Work instructions ->
Make an exact copy of each entry, leaving out every picture.

Provided information ->
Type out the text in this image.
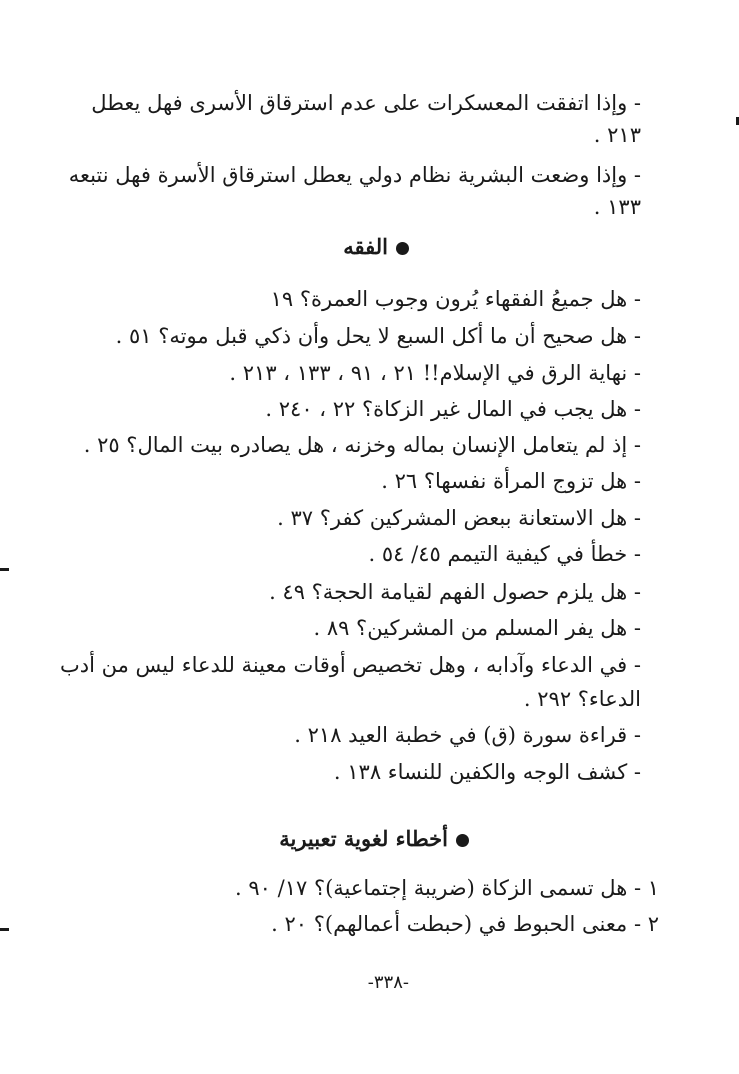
- وإذا اتفقت المعسكرات على عدم استرقاق الأسرى فهل يعطل
٢١٣ .
- وإذا وضعت البشرية نظام دولي يعطل استرقاق الأسرة فهل نتبعه
١٣٣ .
الفقه
- هل جميعُ الفقهاء يُرون وجوب العمرة؟ ١٩
- هل صحيح أن ما أكل السبع لا يحل وأن ذكي قبل موته؟ ٥١ .
- نهاية الرق في الإسلام!! ٢١ ، ٩١ ، ١٣٣ ، ٢١٣ .
- هل يجب في المال غير الزكاة؟ ٢٢ ، ٢٤٠ .
- إذ لم يتعامل الإنسان بماله وخزنه ، هل يصادره بيت المال؟ ٢٥ .
- هل تزوج المرأة نفسها؟ ٢٦ .
- هل الاستعانة ببعض المشركين كفر؟ ٣٧ .
- خطأ في كيفية التيمم ٤٥/ ٥٤ .
- هل يلزم حصول الفهم لقيامة الحجة؟ ٤٩ .
- هل يفر المسلم من المشركين؟ ٨٩ .
- في الدعاء وآدابه ، وهل تخصيص أوقات معينة للدعاء ليس من أدب
الدعاء؟ ٢٩٢ .
- قراءة سورة (ق) في خطبة العيد ٢١٨ .
- كشف الوجه والكفين للنساء ١٣٨ .
أخطاء لغوية تعبيرية
١ - هل تسمى الزكاة (ضريبة إجتماعية)؟ ١٧/ ٩٠ .
٢ - معنى الحبوط في (حبطت أعمالهم)؟ ٢٠ .
-٣٣٨-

Solution to this task ->
Type out the text in this image.
- وإذا اتفقت المعسكرات على عدم استرقاق الأسرى فهل يعطل
٢١٣ .
- وإذا وضعت البشرية نظام دولي يعطل استرقاق الأسرة فهل نتبعه
١٣٣ .
الفقه
- هل جميعُ الفقهاء يُرون وجوب العمرة؟ ١٩
- هل صحيح أن ما أكل السبع لا يحل وأن ذكي قبل موته؟ ٥١ .
- نهاية الرق في الإسلام!! ٢١ ، ٩١ ، ١٣٣ ، ٢١٣ .
- هل يجب في المال غير الزكاة؟ ٢٢ ، ٢٤٠ .
- إذ لم يتعامل الإنسان بماله وخزنه ، هل يصادره بيت المال؟ ٢٥ .
- هل تزوج المرأة نفسها؟ ٢٦ .
- هل الاستعانة ببعض المشركين كفر؟ ٣٧ .
- خطأ في كيفية التيمم ٤٥/ ٥٤ .
- هل يلزم حصول الفهم لقيامة الحجة؟ ٤٩ .
- هل يفر المسلم من المشركين؟ ٨٩ .
- في الدعاء وآدابه ، وهل تخصيص أوقات معينة للدعاء ليس من أدب
الدعاء؟ ٢٩٢ .
- قراءة سورة (ق) في خطبة العيد ٢١٨ .
- كشف الوجه والكفين للنساء ١٣٨ .
أخطاء لغوية تعبيرية
١ - هل تسمى الزكاة (ضريبة إجتماعية)؟ ١٧/ ٩٠ .
٢ - معنى الحبوط في (حبطت أعمالهم)؟ ٢٠ .
-٣٣٨-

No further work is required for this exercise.